MATERIAL SHOWN:
____________________

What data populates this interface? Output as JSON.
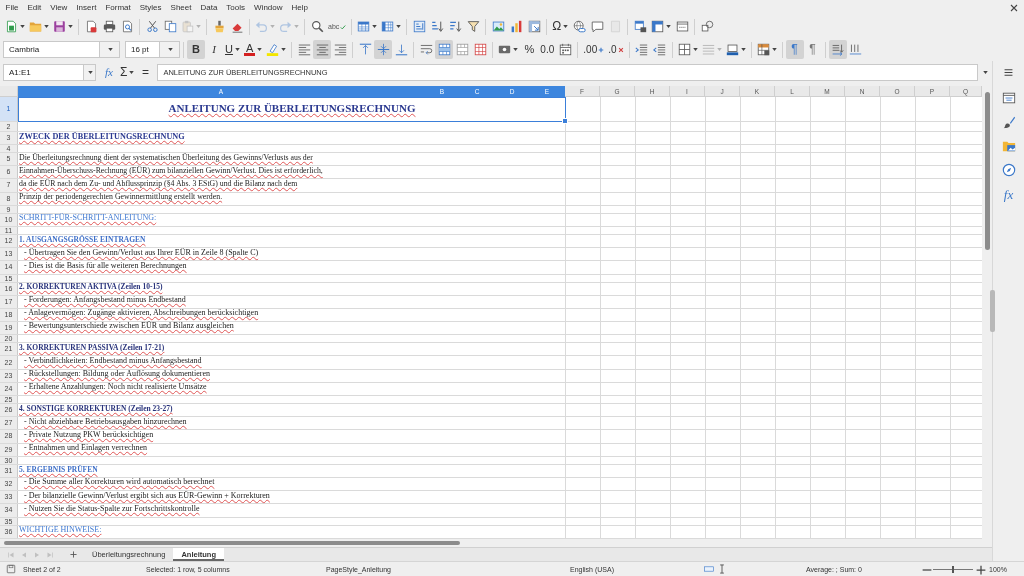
{
  "menu": [
    "File",
    "Edit",
    "View",
    "Insert",
    "Format",
    "Styles",
    "Sheet",
    "Data",
    "Tools",
    "Window",
    "Help"
  ],
  "standard_toolbar": [
    [
      {
        "kind": "new",
        "dropdown": true,
        "disabled": false
      },
      {
        "kind": "open",
        "dropdown": true,
        "disabled": false
      },
      {
        "kind": "save",
        "dropdown": true,
        "disabled": false
      }
    ],
    [
      {
        "kind": "pdf",
        "dropdown": false,
        "disabled": false
      },
      {
        "kind": "print",
        "dropdown": false,
        "disabled": false
      },
      {
        "kind": "preview",
        "dropdown": false,
        "disabled": false
      }
    ],
    [
      {
        "kind": "cut",
        "dropdown": false,
        "disabled": false
      },
      {
        "kind": "copy",
        "dropdown": false,
        "disabled": false
      },
      {
        "kind": "paste",
        "dropdown": true,
        "disabled": true
      }
    ],
    [
      {
        "kind": "clone",
        "dropdown": false,
        "disabled": false
      },
      {
        "kind": "clear",
        "dropdown": false,
        "disabled": false
      }
    ],
    [
      {
        "kind": "undo",
        "dropdown": true,
        "disabled": true
      },
      {
        "kind": "redo",
        "dropdown": true,
        "disabled": true
      }
    ],
    [
      {
        "kind": "find",
        "dropdown": false,
        "disabled": false
      },
      {
        "kind": "spelling",
        "label": "abc",
        "dropdown": false,
        "disabled": false
      }
    ],
    [
      {
        "kind": "rows",
        "dropdown": true,
        "disabled": false
      },
      {
        "kind": "columns",
        "dropdown": true,
        "disabled": false
      }
    ],
    [
      {
        "kind": "sort",
        "dropdown": false,
        "disabled": false
      },
      {
        "kind": "sortasc",
        "dropdown": false,
        "disabled": false
      },
      {
        "kind": "sortdesc",
        "dropdown": false,
        "disabled": false
      },
      {
        "kind": "filter",
        "dropdown": false,
        "disabled": false
      }
    ],
    [
      {
        "kind": "image",
        "dropdown": false,
        "disabled": false
      },
      {
        "kind": "chart",
        "dropdown": false,
        "disabled": false
      },
      {
        "kind": "pivot",
        "dropdown": false,
        "disabled": false
      }
    ],
    [
      {
        "kind": "special",
        "label": "Ω",
        "dropdown": true,
        "disabled": false
      },
      {
        "kind": "hyperlink",
        "dropdown": false,
        "disabled": false
      },
      {
        "kind": "comment",
        "dropdown": false,
        "disabled": false
      },
      {
        "kind": "headerfooter",
        "dropdown": false,
        "disabled": true
      }
    ],
    [
      {
        "kind": "printarea",
        "dropdown": false,
        "disabled": false
      },
      {
        "kind": "freeze",
        "dropdown": true,
        "disabled": false
      },
      {
        "kind": "split",
        "dropdown": false,
        "disabled": false
      }
    ],
    [
      {
        "kind": "shapes",
        "dropdown": false,
        "disabled": false
      }
    ]
  ],
  "formatting_toolbar": {
    "font_name": "Cambria",
    "font_size": "16 pt",
    "groups": [
      [
        {
          "kind": "bold",
          "label": "B",
          "dropdown": false,
          "active": true,
          "disabled": false
        },
        {
          "kind": "italic",
          "label": "I",
          "dropdown": false,
          "active": false,
          "disabled": false
        },
        {
          "kind": "underline",
          "label": "U",
          "dropdown": true,
          "active": false,
          "disabled": false
        },
        {
          "kind": "fontcolor",
          "label": "A",
          "dropdown": true,
          "active": false,
          "disabled": false
        },
        {
          "kind": "highlight",
          "dropdown": true,
          "active": false,
          "disabled": false
        }
      ],
      [
        {
          "kind": "alignleft",
          "dropdown": false,
          "active": false,
          "disabled": false
        },
        {
          "kind": "center",
          "dropdown": false,
          "active": true,
          "disabled": false
        },
        {
          "kind": "alignright",
          "dropdown": false,
          "active": false,
          "disabled": false
        }
      ],
      [
        {
          "kind": "top",
          "dropdown": false,
          "active": false,
          "disabled": false
        },
        {
          "kind": "vcenter",
          "dropdown": false,
          "active": true,
          "disabled": false
        },
        {
          "kind": "bottom",
          "dropdown": false,
          "active": false,
          "disabled": false
        }
      ],
      [
        {
          "kind": "wrap",
          "dropdown": false,
          "active": false,
          "disabled": false
        },
        {
          "kind": "mergecenter",
          "dropdown": false,
          "active": true,
          "disabled": false
        },
        {
          "kind": "merge",
          "dropdown": false,
          "active": false,
          "disabled": false
        },
        {
          "kind": "unmerge",
          "dropdown": false,
          "active": false,
          "disabled": false
        }
      ],
      [
        {
          "kind": "numberformat",
          "dropdown": true,
          "active": false,
          "disabled": false
        },
        {
          "kind": "percent",
          "label": "%",
          "dropdown": false,
          "active": false,
          "disabled": false
        },
        {
          "kind": "decimal",
          "label": "0.0",
          "dropdown": false,
          "active": false,
          "disabled": false
        },
        {
          "kind": "date",
          "dropdown": false,
          "active": false,
          "disabled": false
        }
      ],
      [
        {
          "kind": "adddecimal",
          "label": ".00",
          "dropdown": false,
          "active": false,
          "disabled": false
        },
        {
          "kind": "deldecimal",
          "label": ".0",
          "dropdown": false,
          "active": false,
          "disabled": false
        }
      ],
      [
        {
          "kind": "indent",
          "dropdown": false,
          "active": false,
          "disabled": false
        },
        {
          "kind": "outdent",
          "dropdown": false,
          "active": false,
          "disabled": false
        }
      ],
      [
        {
          "kind": "borders",
          "dropdown": true,
          "active": false,
          "disabled": false
        },
        {
          "kind": "borderstyle",
          "dropdown": true,
          "active": false,
          "disabled": true
        },
        {
          "kind": "bordercolor",
          "dropdown": true,
          "active": false,
          "disabled": false
        }
      ],
      [
        {
          "kind": "conditional",
          "dropdown": true,
          "active": false,
          "disabled": false
        }
      ],
      [
        {
          "kind": "ltr",
          "label": "¶",
          "dropdown": false,
          "active": true,
          "disabled": false
        },
        {
          "kind": "rtl",
          "label": "¶",
          "dropdown": false,
          "active": false,
          "disabled": false
        }
      ],
      [
        {
          "kind": "textdir",
          "dropdown": false,
          "active": true,
          "disabled": false
        },
        {
          "kind": "vertical",
          "dropdown": false,
          "active": false,
          "disabled": false
        }
      ]
    ]
  },
  "formula_bar": {
    "name_box": "A1:E1",
    "function_wizard": "fx",
    "sum": "Σ",
    "equals": "=",
    "formula": "ANLEITUNG ZUR ÜBERLEITUNGSRECHNUNG"
  },
  "columns": [
    {
      "label": "A",
      "selected": true
    },
    {
      "label": "B",
      "selected": true
    },
    {
      "label": "C",
      "selected": true
    },
    {
      "label": "D",
      "selected": true
    },
    {
      "label": "E",
      "selected": true
    },
    {
      "label": "F",
      "selected": false
    },
    {
      "label": "G",
      "selected": false
    },
    {
      "label": "H",
      "selected": false
    },
    {
      "label": "I",
      "selected": false
    },
    {
      "label": "J",
      "selected": false
    },
    {
      "label": "K",
      "selected": false
    },
    {
      "label": "L",
      "selected": false
    },
    {
      "label": "M",
      "selected": false
    },
    {
      "label": "N",
      "selected": false
    },
    {
      "label": "O",
      "selected": false
    },
    {
      "label": "P",
      "selected": false
    },
    {
      "label": "Q",
      "selected": false
    }
  ],
  "rows": [
    {
      "number": "1",
      "kind": "title",
      "selected": true,
      "text": "ANLEITUNG ZUR ÜBERLEITUNGSRECHNUNG"
    },
    {
      "number": "2",
      "kind": "blank",
      "selected": false
    },
    {
      "number": "3",
      "kind": "heading",
      "selected": false,
      "text": "ZWECK DER ÜBERLEITUNGSRECHNUNG"
    },
    {
      "number": "4",
      "kind": "spacer",
      "selected": false
    },
    {
      "number": "5",
      "kind": "text",
      "selected": false,
      "text": "Die Überleitungsrechnung dient der systematischen Überleitung des Gewinns/Verlusts aus der"
    },
    {
      "number": "6",
      "kind": "text",
      "selected": false,
      "text": "Einnahmen-Überschuss-Rechnung (EÜR) zum bilanziellen Gewinn/Verlust. Dies ist erforderlich,"
    },
    {
      "number": "7",
      "kind": "text",
      "selected": false,
      "text": "da die EÜR nach dem Zu- und Abflussprinzip (§4 Abs. 3 EStG) und die Bilanz nach dem"
    },
    {
      "number": "8",
      "kind": "text",
      "selected": false,
      "text": "Prinzip der periodengerechten Gewinnermittlung erstellt werden."
    },
    {
      "number": "9",
      "kind": "spacer",
      "selected": false
    },
    {
      "number": "10",
      "kind": "subheading",
      "selected": false,
      "text": "SCHRITT-FÜR-SCHRITT-ANLEITUNG:"
    },
    {
      "number": "11",
      "kind": "spacer",
      "selected": false
    },
    {
      "number": "12",
      "kind": "stepalt",
      "selected": false,
      "text": "1. AUSGANGSGRÖSSE EINTRAGEN"
    },
    {
      "number": "13",
      "kind": "bullet",
      "selected": false,
      "text": "- Übertragen Sie den Gewinn/Verlust aus Ihrer EÜR in Zeile 8 (Spalte C)"
    },
    {
      "number": "14",
      "kind": "bullet",
      "selected": false,
      "text": "- Dies ist die Basis für alle weiteren Berechnungen"
    },
    {
      "number": "15",
      "kind": "spacer",
      "selected": false
    },
    {
      "number": "16",
      "kind": "step",
      "selected": false,
      "text": "2. KORREKTUREN AKTIVA (Zeilen 10-15)"
    },
    {
      "number": "17",
      "kind": "bullet",
      "selected": false,
      "text": "- Forderungen: Anfangsbestand minus Endbestand"
    },
    {
      "number": "18",
      "kind": "bullet",
      "selected": false,
      "text": "- Anlagevermögen: Zugänge aktivieren, Abschreibungen berücksichtigen"
    },
    {
      "number": "19",
      "kind": "bullet",
      "selected": false,
      "text": "- Bewertungsunterschiede zwischen EÜR und Bilanz ausgleichen"
    },
    {
      "number": "20",
      "kind": "spacer",
      "selected": false
    },
    {
      "number": "21",
      "kind": "step",
      "selected": false,
      "text": "3. KORREKTUREN PASSIVA (Zeilen 17-21)"
    },
    {
      "number": "22",
      "kind": "bullet",
      "selected": false,
      "text": "- Verbindlichkeiten: Endbestand minus Anfangsbestand"
    },
    {
      "number": "23",
      "kind": "bullet",
      "selected": false,
      "text": "- Rückstellungen: Bildung oder Auflösung dokumentieren"
    },
    {
      "number": "24",
      "kind": "bullet",
      "selected": false,
      "text": "- Erhaltene Anzahlungen: Noch nicht realisierte Umsätze"
    },
    {
      "number": "25",
      "kind": "spacer",
      "selected": false
    },
    {
      "number": "26",
      "kind": "step",
      "selected": false,
      "text": "4. SONSTIGE KORREKTUREN (Zeilen 23-27)"
    },
    {
      "number": "27",
      "kind": "bullet",
      "selected": false,
      "text": "- Nicht abziehbare Betriebsausgaben hinzurechnen"
    },
    {
      "number": "28",
      "kind": "bullet",
      "selected": false,
      "text": "- Private Nutzung PKW berücksichtigen"
    },
    {
      "number": "29",
      "kind": "bullet",
      "selected": false,
      "text": "- Entnahmen und Einlagen verrechnen"
    },
    {
      "number": "30",
      "kind": "spacer",
      "selected": false
    },
    {
      "number": "31",
      "kind": "stepalt",
      "selected": false,
      "text": "5. ERGEBNIS PRÜFEN"
    },
    {
      "number": "32",
      "kind": "bullet",
      "selected": false,
      "text": "- Die Summe aller Korrekturen wird automatisch berechnet"
    },
    {
      "number": "33",
      "kind": "bullet",
      "selected": false,
      "text": "- Der bilanzielle Gewinn/Verlust ergibt sich aus EÜR-Gewinn + Korrekturen"
    },
    {
      "number": "34",
      "kind": "bullet",
      "selected": false,
      "text": "- Nutzen Sie die Status-Spalte zur Fortschrittskontrolle"
    },
    {
      "number": "35",
      "kind": "spacer",
      "selected": false
    },
    {
      "number": "36",
      "kind": "subheading",
      "selected": false,
      "text": "WICHTIGE HINWEISE:"
    }
  ],
  "sidebar": [
    {
      "kind": "properties"
    },
    {
      "kind": "styles"
    },
    {
      "kind": "gallery"
    },
    {
      "kind": "navigator"
    },
    {
      "kind": "functions",
      "label": "fx"
    }
  ],
  "sheet_nav": [
    {
      "kind": "first",
      "disabled": true
    },
    {
      "kind": "previous",
      "disabled": true
    },
    {
      "kind": "next",
      "disabled": true
    },
    {
      "kind": "last",
      "disabled": true
    }
  ],
  "sheet_tabs": [
    {
      "label": "Überleitungsrechnung",
      "selected": false
    },
    {
      "label": "Anleitung",
      "selected": true
    }
  ],
  "status_bar": {
    "sheet": "Sheet 2 of 2",
    "selection": "Selected: 1 row, 5 columns",
    "page_style": "PageStyle_Anleitung",
    "language": "English (USA)",
    "summary": "Average: ; Sum: 0",
    "zoom": {
      "level": 0.5,
      "label": "100%"
    }
  }
}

____________________

WRITTEN TASK: Reply with nothing but a number: how many lines of the entries above contain the string "Dies"?

EXERCISE RESULT: 2